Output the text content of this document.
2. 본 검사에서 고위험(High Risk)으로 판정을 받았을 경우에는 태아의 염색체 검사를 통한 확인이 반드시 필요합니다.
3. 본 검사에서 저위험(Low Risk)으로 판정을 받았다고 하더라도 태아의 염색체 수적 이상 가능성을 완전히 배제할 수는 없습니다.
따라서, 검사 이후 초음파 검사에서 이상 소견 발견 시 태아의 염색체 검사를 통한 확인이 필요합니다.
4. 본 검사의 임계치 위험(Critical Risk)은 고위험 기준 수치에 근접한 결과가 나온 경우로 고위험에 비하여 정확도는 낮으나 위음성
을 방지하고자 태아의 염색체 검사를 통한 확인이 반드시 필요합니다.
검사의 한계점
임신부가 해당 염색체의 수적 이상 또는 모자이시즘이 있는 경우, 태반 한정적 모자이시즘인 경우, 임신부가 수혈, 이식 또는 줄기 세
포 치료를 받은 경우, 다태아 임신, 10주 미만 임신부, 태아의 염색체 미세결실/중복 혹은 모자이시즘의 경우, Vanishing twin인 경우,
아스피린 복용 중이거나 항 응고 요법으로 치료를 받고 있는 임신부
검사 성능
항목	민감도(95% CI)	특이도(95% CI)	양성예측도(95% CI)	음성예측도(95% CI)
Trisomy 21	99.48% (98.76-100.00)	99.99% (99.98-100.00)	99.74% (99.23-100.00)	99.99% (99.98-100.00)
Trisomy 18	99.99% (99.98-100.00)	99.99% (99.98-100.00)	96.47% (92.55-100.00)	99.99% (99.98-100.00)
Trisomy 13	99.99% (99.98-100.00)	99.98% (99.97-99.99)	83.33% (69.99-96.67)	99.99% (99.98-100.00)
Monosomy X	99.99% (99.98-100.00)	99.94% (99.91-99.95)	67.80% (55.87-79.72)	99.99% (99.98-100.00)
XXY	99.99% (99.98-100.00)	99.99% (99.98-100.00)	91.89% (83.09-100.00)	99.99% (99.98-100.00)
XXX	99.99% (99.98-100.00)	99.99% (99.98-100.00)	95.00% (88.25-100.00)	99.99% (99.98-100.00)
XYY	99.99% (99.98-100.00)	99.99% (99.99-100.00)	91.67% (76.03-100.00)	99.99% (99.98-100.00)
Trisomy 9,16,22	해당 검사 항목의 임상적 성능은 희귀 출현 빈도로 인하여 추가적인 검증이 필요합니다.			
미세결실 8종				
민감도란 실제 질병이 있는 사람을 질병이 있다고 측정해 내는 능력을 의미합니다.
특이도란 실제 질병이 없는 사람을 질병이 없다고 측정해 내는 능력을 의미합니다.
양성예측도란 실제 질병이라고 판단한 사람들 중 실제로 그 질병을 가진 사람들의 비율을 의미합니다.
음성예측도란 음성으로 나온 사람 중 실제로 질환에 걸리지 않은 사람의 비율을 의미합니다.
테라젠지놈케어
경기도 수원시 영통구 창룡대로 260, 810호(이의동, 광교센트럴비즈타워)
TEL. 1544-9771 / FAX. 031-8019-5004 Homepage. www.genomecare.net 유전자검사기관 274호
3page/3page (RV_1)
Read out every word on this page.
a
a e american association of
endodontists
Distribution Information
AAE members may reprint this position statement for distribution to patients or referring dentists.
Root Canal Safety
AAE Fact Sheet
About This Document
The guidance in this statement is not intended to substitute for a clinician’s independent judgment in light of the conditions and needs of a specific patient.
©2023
• • • •
## WHAT THE TASK REQUIRES
Write out again exactly the lines that run from the one holding "Read out every word on this page." through the last line of the data; omit all other lines.

## EXPECTED ANSWER
Read out every word on this page.
a
a e american association of
endodontists
Distribution Information
AAE members may reprint this position statement for distribution to patients or referring dentists.
Root Canal Safety
AAE Fact Sheet
About This Document
The guidance in this statement is not intended to substitute for a clinician’s independent judgment in light of the conditions and needs of a specific patient.
©2023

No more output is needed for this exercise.